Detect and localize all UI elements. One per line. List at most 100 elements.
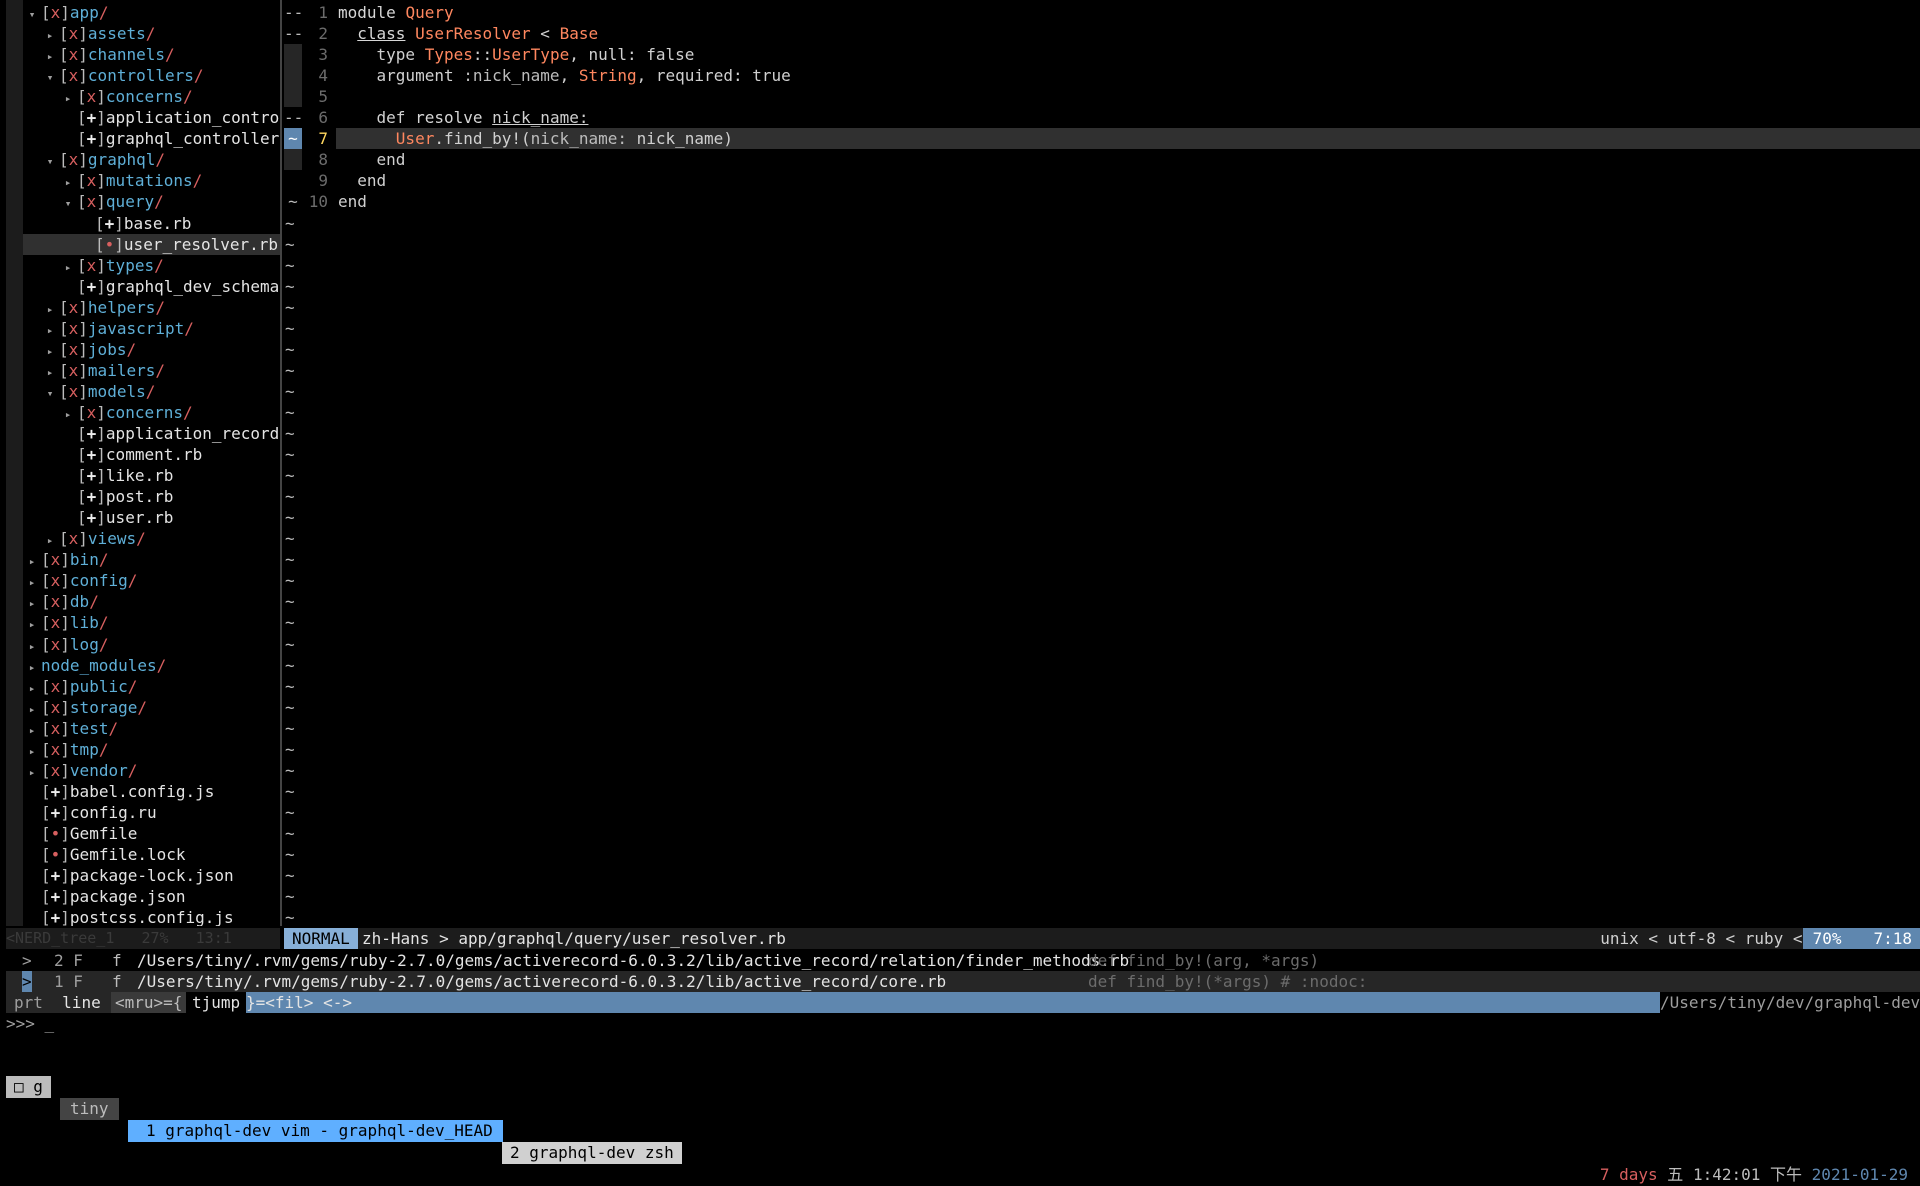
tree-dir-item[interactable]: ▸ [x]vendor/ [23, 760, 138, 783]
mode-mru[interactable]: <mru>={ [111, 992, 187, 1013]
tree-file-item[interactable]: [+]package.json [23, 886, 186, 907]
vertical-split[interactable] [280, 0, 282, 926]
tree-item-label: tmp [69, 739, 99, 759]
tree-dir-item[interactable]: ▸ [x]lib/ [23, 612, 109, 635]
collapsed-arrow-icon[interactable]: ▸ [59, 257, 77, 278]
expanded-arrow-icon[interactable]: ▾ [41, 151, 59, 172]
tree-dir-item[interactable]: ▾ [x]models/ [23, 381, 156, 404]
tree-dir-item[interactable]: ▾ [x]app/ [23, 2, 109, 25]
tree-dir-item[interactable]: ▸ [x]mutations/ [23, 170, 203, 193]
collapsed-arrow-icon[interactable]: ▸ [59, 172, 77, 193]
tree-file-item[interactable]: [+]application_record. [23, 423, 281, 444]
tree-dir-item[interactable]: ▸ node_modules/ [23, 655, 167, 678]
tree-file-item[interactable]: [+]post.rb [23, 486, 173, 507]
tree-dir-item[interactable]: ▸ [x]mailers/ [23, 360, 165, 381]
collapsed-arrow-icon[interactable]: ▸ [23, 614, 41, 635]
collapsed-arrow-icon[interactable]: ▸ [41, 299, 59, 320]
tree-dir-item[interactable]: ▸ [x]helpers/ [23, 297, 165, 318]
tree-dir-item[interactable]: ▸ [x]assets/ [23, 23, 156, 46]
collapsed-arrow-icon[interactable]: ▸ [41, 530, 59, 551]
tree-item-label: vendor [69, 760, 128, 780]
tree-dir-item[interactable]: ▸ [x]jobs/ [23, 339, 136, 360]
tree-dir-item[interactable]: ▾ [x]query/ [23, 191, 164, 212]
collapsed-arrow-icon[interactable]: ▸ [41, 320, 59, 341]
ctrlp-result-row[interactable]: >1 F f/Users/tiny/.rvm/gems/ruby-2.7.0/ge… [6, 971, 1920, 992]
line-number: 10 [308, 192, 328, 212]
tree-dir-item[interactable]: ▸ [x]bin/ [23, 549, 109, 572]
expanded-arrow-icon[interactable]: ▾ [23, 4, 41, 25]
ctrlp-input[interactable]: >>> _ [6, 1014, 54, 1033]
tree-file-item[interactable]: [+]user.rb [23, 507, 173, 528]
code-line[interactable]: class UserResolver < Base [338, 23, 598, 44]
tree-dir-item[interactable]: ▸ [x]types/ [23, 255, 164, 276]
tree-file-item[interactable]: [+]package-lock.json [23, 865, 234, 886]
tree-dir-item[interactable]: ▸ [x]test/ [23, 718, 118, 739]
collapsed-arrow-icon[interactable]: ▸ [41, 25, 59, 46]
tree-item-label: node_modules [41, 655, 157, 675]
nerdtree-panel[interactable]: ▾ [x]app/▸ [x]assets/▸ [x]channels/▾ [x]cont… [23, 0, 281, 926]
collapsed-arrow-icon[interactable]: ▸ [59, 88, 77, 109]
expanded-arrow-icon[interactable]: ▾ [41, 383, 59, 404]
collapsed-arrow-icon[interactable]: ▸ [23, 741, 41, 762]
expanded-arrow-icon[interactable]: ▾ [41, 67, 59, 88]
tmux-window-1[interactable]: 1 graphql-dev vim - graphql-dev_HEAD [128, 1120, 503, 1142]
mode-tjump[interactable]: tjump [186, 992, 247, 1013]
code-line[interactable]: end [338, 191, 367, 212]
line-number: 3 [318, 45, 328, 65]
tree-file-item[interactable]: [•]Gemfile [23, 823, 137, 844]
tree-file-item[interactable]: [+]graphql_dev_schema. [23, 276, 281, 297]
tree-file-item[interactable]: [+]like.rb [23, 465, 173, 486]
code-line[interactable]: User.find_by!(nick_name: nick_name) [338, 128, 733, 149]
tree-dir-item[interactable]: ▾ [x]graphql/ [23, 149, 165, 170]
tree-dir-item[interactable]: ▸ [x]concerns/ [23, 402, 193, 423]
mode-fil[interactable]: }=<fil> <-> [246, 992, 352, 1013]
collapsed-arrow-icon[interactable]: ▸ [23, 762, 41, 783]
tree-file-item[interactable]: [•]user_resolver.rb [23, 233, 281, 255]
tree-dir-item[interactable]: ▸ [x]log/ [23, 634, 109, 657]
collapsed-arrow-icon[interactable]: ▸ [23, 678, 41, 699]
tree-dir-item[interactable]: ▸ [x]public/ [23, 676, 138, 699]
file-path: zh-Hans > app/graphql/query/user_resolve… [362, 929, 786, 948]
collapsed-arrow-icon[interactable]: ▸ [23, 657, 41, 678]
tree-dir-item[interactable]: ▸ [x]storage/ [23, 697, 147, 718]
code-line[interactable]: module Query [338, 2, 454, 23]
tree-item-label: postcss.config.js [69, 908, 234, 926]
tree-dir-item[interactable]: ▸ [x]config/ [23, 570, 138, 593]
tree-dir-item[interactable]: ▸ [x]db/ [23, 591, 99, 612]
collapsed-arrow-icon[interactable]: ▸ [23, 699, 41, 720]
tmux-window-2[interactable]: 2 graphql-dev zsh [502, 1142, 682, 1164]
tree-dir-item[interactable]: ▸ [x]views/ [23, 528, 146, 549]
tree-file-item[interactable]: [+]config.ru [23, 802, 157, 823]
collapsed-arrow-icon[interactable]: ▸ [23, 572, 41, 593]
code-line[interactable]: type Types::UserType, null: false [338, 44, 695, 65]
collapsed-arrow-icon[interactable]: ▸ [41, 341, 59, 362]
code-line[interactable]: end [338, 149, 406, 170]
tree-dir-item[interactable]: ▸ [x]concerns/ [23, 86, 193, 107]
ctrlp-result-row[interactable]: >2 F f/Users/tiny/.rvm/gems/ruby-2.7.0/ge… [6, 950, 1920, 971]
collapsed-arrow-icon[interactable]: ▸ [41, 362, 59, 383]
tree-file-item[interactable]: [+]application_control [23, 107, 281, 128]
collapsed-arrow-icon[interactable]: ▸ [23, 720, 41, 741]
tree-dir-item[interactable]: ▾ [x]controllers/ [23, 65, 204, 86]
tree-file-item[interactable]: [+]graphql_controller. [23, 128, 281, 149]
code-line[interactable]: end [338, 170, 386, 191]
tree-file-item[interactable]: [+]babel.config.js [23, 781, 214, 802]
empty-line-tilde: ~ [285, 255, 295, 275]
code-line[interactable]: def resolve nick_name: [338, 107, 589, 128]
tmux-session[interactable]: □ g [6, 1076, 51, 1098]
tree-dir-item[interactable]: ▸ [x]channels/ [23, 44, 175, 65]
collapsed-arrow-icon[interactable]: ▸ [59, 404, 77, 425]
tree-file-item[interactable]: [+]comment.rb [23, 444, 202, 465]
collapsed-arrow-icon[interactable]: ▸ [23, 593, 41, 614]
tree-file-item[interactable]: [•]Gemfile.lock [23, 844, 186, 865]
code-line[interactable]: argument :nick_name, String, required: t… [338, 65, 791, 86]
tree-dir-item[interactable]: ▸ [x]tmp/ [23, 739, 109, 762]
tree-file-item[interactable]: [+]postcss.config.js [23, 907, 234, 926]
collapsed-arrow-icon[interactable]: ▸ [23, 551, 41, 572]
tree-dir-item[interactable]: ▸ [x]javascript/ [23, 318, 194, 339]
collapsed-arrow-icon[interactable]: ▸ [23, 636, 41, 657]
tree-item-label: models [87, 381, 146, 401]
collapsed-arrow-icon[interactable]: ▸ [41, 46, 59, 67]
tree-file-item[interactable]: [+]base.rb [23, 213, 191, 234]
expanded-arrow-icon[interactable]: ▾ [59, 193, 77, 214]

= = = = =

▶ EXERCISE DESCRIPTION:
Return the rows above without any changes, from the row containing "tree-dir-item[interactable]: ▸ [x]vendor/" up to and including the row containing "collapsed-arrow-icon[interactable]: ▸ [23, 614, 41, 635]".

▶ RESULT BELOW:
tree-dir-item[interactable]: ▸ [x]vendor/ [23, 760, 138, 783]
mode-mru[interactable]: <mru>={ [111, 992, 187, 1013]
tree-file-item[interactable]: [+]package.json [23, 886, 186, 907]
vertical-split[interactable] [280, 0, 282, 926]
tree-item-label: tmp [69, 739, 99, 759]
tree-dir-item[interactable]: ▸ [x]lib/ [23, 612, 109, 635]
collapsed-arrow-icon[interactable]: ▸ [59, 257, 77, 278]
expanded-arrow-icon[interactable]: ▾ [41, 151, 59, 172]
tree-dir-item[interactable]: ▾ [x]models/ [23, 381, 156, 404]
tree-dir-item[interactable]: ▾ [x]app/ [23, 2, 109, 25]
tree-dir-item[interactable]: ▸ [x]mutations/ [23, 170, 203, 193]
collapsed-arrow-icon[interactable]: ▸ [59, 172, 77, 193]
tree-file-item[interactable]: [+]application_record. [23, 423, 281, 444]
tree-dir-item[interactable]: ▸ node_modules/ [23, 655, 167, 678]
tree-file-item[interactable]: [+]post.rb [23, 486, 173, 507]
tree-dir-item[interactable]: ▸ [x]mailers/ [23, 360, 165, 381]
collapsed-arrow-icon[interactable]: ▸ [23, 614, 41, 635]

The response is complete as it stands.